→ **Stated goal**
Every record below should be printed exactly as given.
— start —
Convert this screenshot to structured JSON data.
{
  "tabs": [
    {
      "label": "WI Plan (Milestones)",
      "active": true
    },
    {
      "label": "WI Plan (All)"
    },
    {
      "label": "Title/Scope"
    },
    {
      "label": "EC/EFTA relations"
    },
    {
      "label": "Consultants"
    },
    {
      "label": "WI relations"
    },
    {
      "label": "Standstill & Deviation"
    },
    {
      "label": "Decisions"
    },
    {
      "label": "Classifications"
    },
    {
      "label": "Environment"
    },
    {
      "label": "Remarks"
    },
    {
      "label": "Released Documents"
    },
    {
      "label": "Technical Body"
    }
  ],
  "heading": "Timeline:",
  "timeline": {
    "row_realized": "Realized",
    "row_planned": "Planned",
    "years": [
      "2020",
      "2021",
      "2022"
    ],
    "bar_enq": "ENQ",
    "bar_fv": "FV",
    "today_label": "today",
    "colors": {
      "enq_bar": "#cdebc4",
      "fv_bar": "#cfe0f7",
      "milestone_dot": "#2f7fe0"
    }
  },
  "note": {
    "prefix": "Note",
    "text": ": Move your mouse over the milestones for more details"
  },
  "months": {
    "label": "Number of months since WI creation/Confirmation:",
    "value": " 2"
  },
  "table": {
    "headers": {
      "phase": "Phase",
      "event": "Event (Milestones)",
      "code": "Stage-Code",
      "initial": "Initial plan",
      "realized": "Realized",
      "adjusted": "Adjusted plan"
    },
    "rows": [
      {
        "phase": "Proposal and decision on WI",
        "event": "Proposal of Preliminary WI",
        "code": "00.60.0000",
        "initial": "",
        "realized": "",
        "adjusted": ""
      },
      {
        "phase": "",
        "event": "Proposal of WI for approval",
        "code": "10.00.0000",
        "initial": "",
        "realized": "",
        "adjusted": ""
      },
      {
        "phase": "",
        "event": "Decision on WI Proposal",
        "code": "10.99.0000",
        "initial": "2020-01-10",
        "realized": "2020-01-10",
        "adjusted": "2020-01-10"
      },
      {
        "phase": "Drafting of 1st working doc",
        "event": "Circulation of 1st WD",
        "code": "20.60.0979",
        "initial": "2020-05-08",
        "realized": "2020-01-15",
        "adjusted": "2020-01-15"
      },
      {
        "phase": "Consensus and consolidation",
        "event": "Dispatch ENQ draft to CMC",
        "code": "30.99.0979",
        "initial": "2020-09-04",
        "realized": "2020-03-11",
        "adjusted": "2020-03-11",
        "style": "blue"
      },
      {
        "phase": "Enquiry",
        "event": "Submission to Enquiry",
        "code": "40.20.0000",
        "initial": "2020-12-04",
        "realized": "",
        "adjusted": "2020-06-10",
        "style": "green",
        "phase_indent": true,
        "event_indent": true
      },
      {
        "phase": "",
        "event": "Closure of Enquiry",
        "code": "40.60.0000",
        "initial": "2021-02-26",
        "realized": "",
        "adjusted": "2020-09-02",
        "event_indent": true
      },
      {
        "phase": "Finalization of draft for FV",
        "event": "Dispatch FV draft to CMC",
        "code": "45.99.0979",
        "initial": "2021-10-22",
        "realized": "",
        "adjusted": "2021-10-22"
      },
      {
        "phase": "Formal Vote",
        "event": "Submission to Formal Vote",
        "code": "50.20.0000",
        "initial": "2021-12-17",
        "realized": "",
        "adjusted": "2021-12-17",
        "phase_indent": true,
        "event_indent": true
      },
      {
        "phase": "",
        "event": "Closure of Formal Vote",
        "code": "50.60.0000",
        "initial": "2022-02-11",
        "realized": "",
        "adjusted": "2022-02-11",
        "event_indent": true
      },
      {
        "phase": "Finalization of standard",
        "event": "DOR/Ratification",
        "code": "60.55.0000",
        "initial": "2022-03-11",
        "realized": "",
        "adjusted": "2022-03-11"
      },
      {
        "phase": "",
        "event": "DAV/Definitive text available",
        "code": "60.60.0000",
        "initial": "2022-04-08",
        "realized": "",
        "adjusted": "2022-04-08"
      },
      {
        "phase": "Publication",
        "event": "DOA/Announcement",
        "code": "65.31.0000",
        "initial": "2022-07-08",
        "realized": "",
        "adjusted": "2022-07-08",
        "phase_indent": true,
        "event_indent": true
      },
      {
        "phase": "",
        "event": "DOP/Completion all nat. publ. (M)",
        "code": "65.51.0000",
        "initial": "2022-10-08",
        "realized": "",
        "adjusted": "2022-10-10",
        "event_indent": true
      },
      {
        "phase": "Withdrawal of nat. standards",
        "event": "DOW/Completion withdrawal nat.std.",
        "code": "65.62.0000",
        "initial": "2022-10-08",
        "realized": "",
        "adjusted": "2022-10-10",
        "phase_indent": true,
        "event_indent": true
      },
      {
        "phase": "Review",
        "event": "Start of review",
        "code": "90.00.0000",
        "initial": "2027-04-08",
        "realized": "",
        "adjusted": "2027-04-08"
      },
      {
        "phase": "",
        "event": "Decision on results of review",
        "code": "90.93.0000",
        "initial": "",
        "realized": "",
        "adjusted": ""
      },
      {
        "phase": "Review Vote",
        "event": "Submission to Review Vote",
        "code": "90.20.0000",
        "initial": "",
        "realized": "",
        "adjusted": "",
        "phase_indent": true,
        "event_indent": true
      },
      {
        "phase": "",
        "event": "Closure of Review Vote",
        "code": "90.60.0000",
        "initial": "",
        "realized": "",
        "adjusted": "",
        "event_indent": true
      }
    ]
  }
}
— end —
→ **Written solution**
Convert this screenshot to structured JSON data.
{
  "tabs": [
    {
      "label": "WI Plan (Milestones)",
      "active": true
    },
    {
      "label": "WI Plan (All)"
    },
    {
      "label": "Title/Scope"
    },
    {
      "label": "EC/EFTA relations"
    },
    {
      "label": "Consultants"
    },
    {
      "label": "WI relations"
    },
    {
      "label": "Standstill & Deviation"
    },
    {
      "label": "Decisions"
    },
    {
      "label": "Classifications"
    },
    {
      "label": "Environment"
    },
    {
      "label": "Remarks"
    },
    {
      "label": "Released Documents"
    },
    {
      "label": "Technical Body"
    }
  ],
  "heading": "Timeline:",
  "timeline": {
    "row_realized": "Realized",
    "row_planned": "Planned",
    "years": [
      "2020",
      "2021",
      "2022"
    ],
    "bar_enq": "ENQ",
    "bar_fv": "FV",
    "today_label": "today",
    "colors": {
      "enq_bar": "#cdebc4",
      "fv_bar": "#cfe0f7",
      "milestone_dot": "#2f7fe0"
    }
  },
  "note": {
    "prefix": "Note",
    "text": ": Move your mouse over the milestones for more details"
  },
  "months": {
    "label": "Number of months since WI creation/Confirmation:",
    "value": " 2"
  },
  "table": {
    "headers": {
      "phase": "Phase",
      "event": "Event (Milestones)",
      "code": "Stage-Code",
      "initial": "Initial plan",
      "realized": "Realized",
      "adjusted": "Adjusted plan"
    },
    "rows": [
      {
        "phase": "Proposal and decision on WI",
        "event": "Proposal of Preliminary WI",
        "code": "00.60.0000",
        "initial": "",
        "realized": "",
        "adjusted": ""
      },
      {
        "phase": "",
        "event": "Proposal of WI for approval",
        "code": "10.00.0000",
        "initial": "",
        "realized": "",
        "adjusted": ""
      },
      {
        "phase": "",
        "event": "Decision on WI Proposal",
        "code": "10.99.0000",
        "initial": "2020-01-10",
        "realized": "2020-01-10",
        "adjusted": "2020-01-10"
      },
      {
        "phase": "Drafting of 1st working doc",
        "event": "Circulation of 1st WD",
        "code": "20.60.0979",
        "initial": "2020-05-08",
        "realized": "2020-01-15",
        "adjusted": "2020-01-15"
      },
      {
        "phase": "Consensus and consolidation",
        "event": "Dispatch ENQ draft to CMC",
        "code": "30.99.0979",
        "initial": "2020-09-04",
        "realized": "2020-03-11",
        "adjusted": "2020-03-11",
        "style": "blue"
      },
      {
        "phase": "Enquiry",
        "event": "Submission to Enquiry",
        "code": "40.20.0000",
        "initial": "2020-12-04",
        "realized": "",
        "adjusted": "2020-06-10",
        "style": "green",
        "phase_indent": true,
        "event_indent": true
      },
      {
        "phase": "",
        "event": "Closure of Enquiry",
        "code": "40.60.0000",
        "initial": "2021-02-26",
        "realized": "",
        "adjusted": "2020-09-02",
        "event_indent": true
      },
      {
        "phase": "Finalization of draft for FV",
        "event": "Dispatch FV draft to CMC",
        "code": "45.99.0979",
        "initial": "2021-10-22",
        "realized": "",
        "adjusted": "2021-10-22"
      },
      {
        "phase": "Formal Vote",
        "event": "Submission to Formal Vote",
        "code": "50.20.0000",
        "initial": "2021-12-17",
        "realized": "",
        "adjusted": "2021-12-17",
        "phase_indent": true,
        "event_indent": true
      },
      {
        "phase": "",
        "event": "Closure of Formal Vote",
        "code": "50.60.0000",
        "initial": "2022-02-11",
        "realized": "",
        "adjusted": "2022-02-11",
        "event_indent": true
      },
      {
        "phase": "Finalization of standard",
        "event": "DOR/Ratification",
        "code": "60.55.0000",
        "initial": "2022-03-11",
        "realized": "",
        "adjusted": "2022-03-11"
      },
      {
        "phase": "",
        "event": "DAV/Definitive text available",
        "code": "60.60.0000",
        "initial": "2022-04-08",
        "realized": "",
        "adjusted": "2022-04-08"
      },
      {
        "phase": "Publication",
        "event": "DOA/Announcement",
        "code": "65.31.0000",
        "initial": "2022-07-08",
        "realized": "",
        "adjusted": "2022-07-08",
        "phase_indent": true,
        "event_indent": true
      },
      {
        "phase": "",
        "event": "DOP/Completion all nat. publ. (M)",
        "code": "65.51.0000",
        "initial": "2022-10-08",
        "realized": "",
        "adjusted": "2022-10-10",
        "event_indent": true
      },
      {
        "phase": "Withdrawal of nat. standards",
        "event": "DOW/Completion withdrawal nat.std.",
        "code": "65.62.0000",
        "initial": "2022-10-08",
        "realized": "",
        "adjusted": "2022-10-10",
        "phase_indent": true,
        "event_indent": true
      },
      {
        "phase": "Review",
        "event": "Start of review",
        "code": "90.00.0000",
        "initial": "2027-04-08",
        "realized": "",
        "adjusted": "2027-04-08"
      },
      {
        "phase": "",
        "event": "Decision on results of review",
        "code": "90.93.0000",
        "initial": "",
        "realized": "",
        "adjusted": ""
      },
      {
        "phase": "Review Vote",
        "event": "Submission to Review Vote",
        "code": "90.20.0000",
        "initial": "",
        "realized": "",
        "adjusted": "",
        "phase_indent": true,
        "event_indent": true
      },
      {
        "phase": "",
        "event": "Closure of Review Vote",
        "code": "90.60.0000",
        "initial": "",
        "realized": "",
        "adjusted": "",
        "event_indent": true
      }
    ]
  }
}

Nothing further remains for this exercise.